Утром (на самом деле сильно после полудня) мы ушли из его дома. Пришли в мое училище, купив в гастрономе напротив булку и творожные сырки. Ему снова пришлось пить кофе — чая я у себя на работе не держала. И я наконец задала вопрос, который меня мучил с октября предыдущего года: почему он так резко отказался взять молоко или кефир, когда я ему предложила их в коридоре калужского суда? «Так они же холодные», — сказал Андрей.
Потом он несколько часов маялся на диване в моем кабинете и на лавочке на Яузском бульваре. И мы пришли к нам на Чкалова. Андрей — впервые. Он пишет об этом и в «Воспоминаниях», и в тексте Дневника, и там же в стихотворении «Альбинони». Мама в этот день плохо себя чувствовала. Лежала у себя в комнате. Я провела Андрея к ней и ушла на кухню. Потом Андрей пришел ко мне и сказал, что у него странное ощущение, как будто он здесь уже был, ощущение дома, потому что у мамы над кроватью висит портрет Бетховена — такой же, как был в комнате его бабушки. А мама позвала меня, сказала: «Дай коробку с нитками и сними с него кофту, я ее заштопаю, пока вы обедаете».

* * * * * * * * *

Рабочее задание:
Повторите полностью и без единого изменения приведённый выше текст об Андрее.

* * * * * * * * *

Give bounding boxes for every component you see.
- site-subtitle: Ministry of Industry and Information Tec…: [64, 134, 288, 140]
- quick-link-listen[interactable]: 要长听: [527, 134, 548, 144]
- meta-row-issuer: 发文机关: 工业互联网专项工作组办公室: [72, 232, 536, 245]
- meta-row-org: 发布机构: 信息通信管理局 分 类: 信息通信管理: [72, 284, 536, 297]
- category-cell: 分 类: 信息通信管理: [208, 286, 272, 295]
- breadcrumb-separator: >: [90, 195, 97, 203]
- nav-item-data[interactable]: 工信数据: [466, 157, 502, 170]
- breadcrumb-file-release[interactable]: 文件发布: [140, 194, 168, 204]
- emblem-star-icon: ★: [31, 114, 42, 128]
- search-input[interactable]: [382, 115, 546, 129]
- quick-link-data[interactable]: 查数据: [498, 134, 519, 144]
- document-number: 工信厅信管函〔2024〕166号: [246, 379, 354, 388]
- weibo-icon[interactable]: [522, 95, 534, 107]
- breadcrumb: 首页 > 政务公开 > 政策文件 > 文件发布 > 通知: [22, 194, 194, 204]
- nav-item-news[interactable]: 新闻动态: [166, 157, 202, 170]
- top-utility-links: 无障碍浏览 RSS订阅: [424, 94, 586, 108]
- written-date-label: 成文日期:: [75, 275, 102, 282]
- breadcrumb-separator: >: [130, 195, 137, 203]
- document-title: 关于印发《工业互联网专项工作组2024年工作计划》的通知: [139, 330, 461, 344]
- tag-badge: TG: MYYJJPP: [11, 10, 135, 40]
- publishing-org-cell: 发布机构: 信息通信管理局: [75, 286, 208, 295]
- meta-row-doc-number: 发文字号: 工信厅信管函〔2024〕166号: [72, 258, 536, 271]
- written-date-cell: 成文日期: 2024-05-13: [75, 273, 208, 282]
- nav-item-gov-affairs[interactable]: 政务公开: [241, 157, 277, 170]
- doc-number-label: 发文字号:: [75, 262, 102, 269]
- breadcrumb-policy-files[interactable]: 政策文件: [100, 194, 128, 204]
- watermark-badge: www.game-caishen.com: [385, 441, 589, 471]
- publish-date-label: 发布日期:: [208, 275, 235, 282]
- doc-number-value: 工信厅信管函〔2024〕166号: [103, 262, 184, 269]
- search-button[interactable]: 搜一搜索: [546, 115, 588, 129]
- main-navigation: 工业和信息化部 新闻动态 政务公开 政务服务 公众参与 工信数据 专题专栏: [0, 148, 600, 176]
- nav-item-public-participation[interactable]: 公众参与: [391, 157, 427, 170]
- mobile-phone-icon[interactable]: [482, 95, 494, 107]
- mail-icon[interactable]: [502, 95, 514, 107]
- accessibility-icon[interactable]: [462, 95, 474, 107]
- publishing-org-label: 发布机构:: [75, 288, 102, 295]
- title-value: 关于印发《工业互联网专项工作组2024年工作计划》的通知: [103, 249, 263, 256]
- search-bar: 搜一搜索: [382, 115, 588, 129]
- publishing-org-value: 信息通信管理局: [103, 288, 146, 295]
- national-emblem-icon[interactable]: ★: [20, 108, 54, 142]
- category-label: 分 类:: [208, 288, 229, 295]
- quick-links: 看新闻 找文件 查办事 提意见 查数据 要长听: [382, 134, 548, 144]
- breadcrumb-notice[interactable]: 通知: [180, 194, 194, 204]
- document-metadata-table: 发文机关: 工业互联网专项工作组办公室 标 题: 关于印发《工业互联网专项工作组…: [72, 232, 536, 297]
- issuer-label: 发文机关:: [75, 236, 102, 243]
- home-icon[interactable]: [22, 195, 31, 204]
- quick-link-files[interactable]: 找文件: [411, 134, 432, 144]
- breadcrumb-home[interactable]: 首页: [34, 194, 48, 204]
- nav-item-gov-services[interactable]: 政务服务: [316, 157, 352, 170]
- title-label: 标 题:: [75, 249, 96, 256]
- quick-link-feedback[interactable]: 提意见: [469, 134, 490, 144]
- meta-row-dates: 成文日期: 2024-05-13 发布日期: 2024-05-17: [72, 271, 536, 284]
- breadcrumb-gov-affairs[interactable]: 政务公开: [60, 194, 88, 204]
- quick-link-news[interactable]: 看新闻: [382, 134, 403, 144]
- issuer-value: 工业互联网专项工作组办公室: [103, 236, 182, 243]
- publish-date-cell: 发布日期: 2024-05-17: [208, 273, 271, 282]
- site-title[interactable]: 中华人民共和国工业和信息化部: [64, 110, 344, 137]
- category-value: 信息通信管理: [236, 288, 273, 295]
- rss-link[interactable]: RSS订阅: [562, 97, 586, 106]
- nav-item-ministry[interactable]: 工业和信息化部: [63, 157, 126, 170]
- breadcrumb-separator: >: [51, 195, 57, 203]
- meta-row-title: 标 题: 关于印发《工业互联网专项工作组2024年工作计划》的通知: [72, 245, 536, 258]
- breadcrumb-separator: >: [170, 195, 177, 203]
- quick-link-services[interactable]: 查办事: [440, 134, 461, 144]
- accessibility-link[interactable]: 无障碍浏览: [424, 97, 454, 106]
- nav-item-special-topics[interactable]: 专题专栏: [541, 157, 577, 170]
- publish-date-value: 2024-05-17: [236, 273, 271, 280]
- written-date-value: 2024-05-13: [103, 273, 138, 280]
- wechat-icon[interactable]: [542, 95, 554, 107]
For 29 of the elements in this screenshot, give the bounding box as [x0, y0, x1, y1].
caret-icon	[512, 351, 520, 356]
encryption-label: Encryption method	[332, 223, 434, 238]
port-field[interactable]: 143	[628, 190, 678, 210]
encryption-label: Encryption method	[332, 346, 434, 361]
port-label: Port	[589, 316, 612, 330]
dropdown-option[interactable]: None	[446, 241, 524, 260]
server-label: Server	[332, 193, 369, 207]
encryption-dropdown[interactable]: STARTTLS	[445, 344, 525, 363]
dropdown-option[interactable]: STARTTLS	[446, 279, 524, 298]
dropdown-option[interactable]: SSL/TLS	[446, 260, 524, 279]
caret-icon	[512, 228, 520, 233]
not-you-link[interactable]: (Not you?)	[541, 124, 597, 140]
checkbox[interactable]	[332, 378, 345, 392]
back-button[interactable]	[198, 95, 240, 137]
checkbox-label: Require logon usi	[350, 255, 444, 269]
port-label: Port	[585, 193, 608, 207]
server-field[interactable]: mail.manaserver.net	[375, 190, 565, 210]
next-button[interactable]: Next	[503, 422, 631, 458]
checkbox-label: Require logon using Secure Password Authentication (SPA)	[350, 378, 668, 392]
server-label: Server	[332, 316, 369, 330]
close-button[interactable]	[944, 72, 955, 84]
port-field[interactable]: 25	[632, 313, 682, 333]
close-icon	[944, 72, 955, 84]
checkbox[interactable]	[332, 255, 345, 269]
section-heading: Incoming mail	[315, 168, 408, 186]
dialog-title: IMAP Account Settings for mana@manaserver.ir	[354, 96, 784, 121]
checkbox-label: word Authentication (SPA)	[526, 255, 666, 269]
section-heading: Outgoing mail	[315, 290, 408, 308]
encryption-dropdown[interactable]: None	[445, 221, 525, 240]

* * * * * * * * *

Результат выполнения:
Утром (на самом деле сильно после полудня) мы ушли из его дома. Пришли в мое училище, купив в гастрономе напротив булку и творожные сырки. Ему снова пришлось пить кофе — чая я у себя на работе не держала. И я наконец задала вопрос, который меня мучил с октября предыдущего года: почему он так резко отказался взять молоко или кефир, когда я ему предложила их в коридоре калужского суда? «Так они же холодные», — сказал Андрей.
Потом он несколько часов маялся на диване в моем кабинете и на лавочке на Яузском бульваре. И мы пришли к нам на Чкалова. Андрей — впервые. Он пишет об этом и в «Воспоминаниях», и в тексте Дневника, и там же в стихотворении «Альбинони». Мама в этот день плохо себя чувствовала. Лежала у себя в комнате. Я провела Андрея к ней и ушла на кухню. Потом Андрей пришел ко мне и сказал, что у него странное ощущение, как будто он здесь уже был, ощущение дома, потому что у мамы над кроватью висит портрет Бетховена — такой же, как был в комнате его бабушки. А мама позвала меня, сказала: «Дай коробку с нитками и сними с него кофту, я ее заштопаю, пока вы обедаете».